*DATA SECTION*
<<<<
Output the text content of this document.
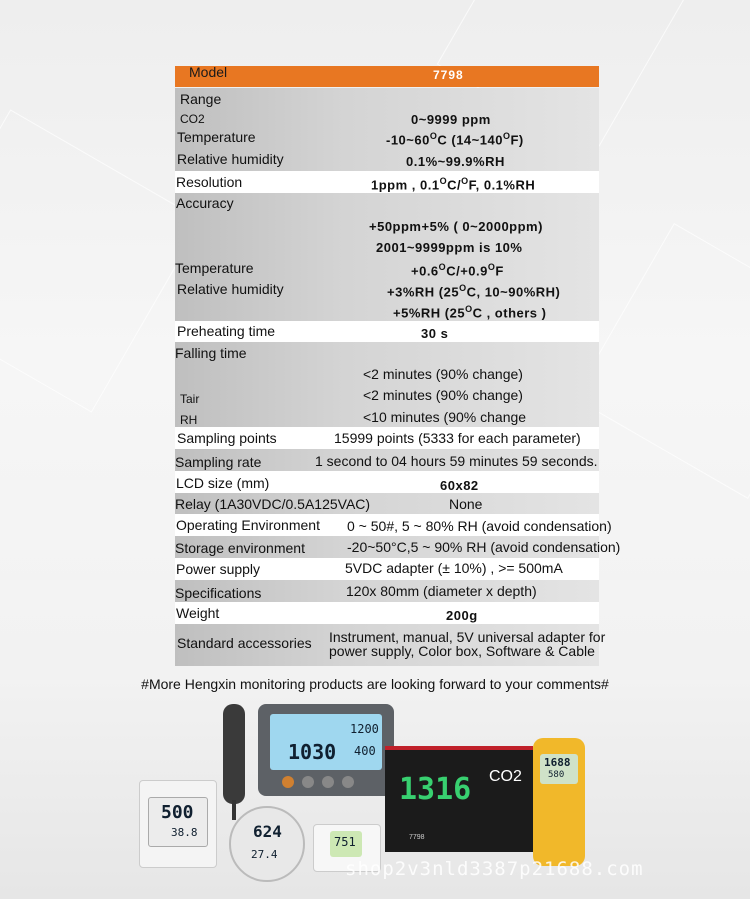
Model	7798
Range
CO2	0~9999 ppm
Temperature	$-10\sim 60^OC$ $(14\sim 140^OF)$
Relative humidity	0.1%~99.9%RH
Resolution	1ppm , $0.1^OC/^OF$, 0.1%RH
Accuracy
+50ppm+5% ( 0~2000ppm)
2001~9999ppm is 10%
Temperature	$+0.6^OC/+0.9^OF$
Relative humidity	+3%RH ($25^OC$, 10~90%RH)
+5%RH ($25^OC$ , others )
Preheating time	30 s
Falling time
<2 minutes (90% change)
Tair	<2 minutes (90% change)
RH	<10 minutes (90% change
Sampling points	15999 points (5333 for each parameter)
Sampling rate	1 second to 04 hours 59 minutes 59 seconds.
LCD size (mm)	60x82
Relay (1A30VDC/0.5A125VAC)	None
Operating Environment 0 ~ 50#, 5 ~ 80% RH (avoid condensation)
Storage environment	-20~50°C,5 ~ 90% RH (avoid condensation)
Power supply	5VDC adapter (± 10%) , >= 500mA
Specifications	120x 80mm (diameter x depth)
Weight	200g
Standard accessories Instrument, manual, 5V universal adapter for
power supply, Color box, Software & Cable
#More Hengxin monitoring products are looking forward to your comments#
1030
1200
400
1316 CO2
7798
1688
580
500
38.8	624
27.4
751
shop2v3nld3387p21688.com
>>>>
*EXERCISE AIM*
The records above need to be given again exactly. Omit the pictures.

*EXERCISE RESPONSE*
Output the text content of this document.
Model	7798
Range
CO2	0~9999 ppm
Temperature	$-10\sim 60^OC$ $(14\sim 140^OF)$
Relative humidity	0.1%~99.9%RH
Resolution	1ppm , $0.1^OC/^OF$, 0.1%RH
Accuracy
+50ppm+5% ( 0~2000ppm)
2001~9999ppm is 10%
Temperature	$+0.6^OC/+0.9^OF$
Relative humidity	+3%RH ($25^OC$, 10~90%RH)
+5%RH ($25^OC$ , others )
Preheating time	30 s
Falling time
<2 minutes (90% change)
Tair	<2 minutes (90% change)
RH	<10 minutes (90% change
Sampling points	15999 points (5333 for each parameter)
Sampling rate	1 second to 04 hours 59 minutes 59 seconds.
LCD size (mm)	60x82
Relay (1A30VDC/0.5A125VAC)	None
Operating Environment 0 ~ 50#, 5 ~ 80% RH (avoid condensation)
Storage environment	-20~50°C,5 ~ 90% RH (avoid condensation)
Power supply	5VDC adapter (± 10%) , >= 500mA
Specifications	120x 80mm (diameter x depth)
Weight	200g
Standard accessories Instrument, manual, 5V universal adapter for
power supply, Color box, Software & Cable
#More Hengxin monitoring products are looking forward to your comments#
1030
1200
400
1316 CO2
7798
1688
580
500
38.8	624
27.4
751
shop2v3nld3387p21688.com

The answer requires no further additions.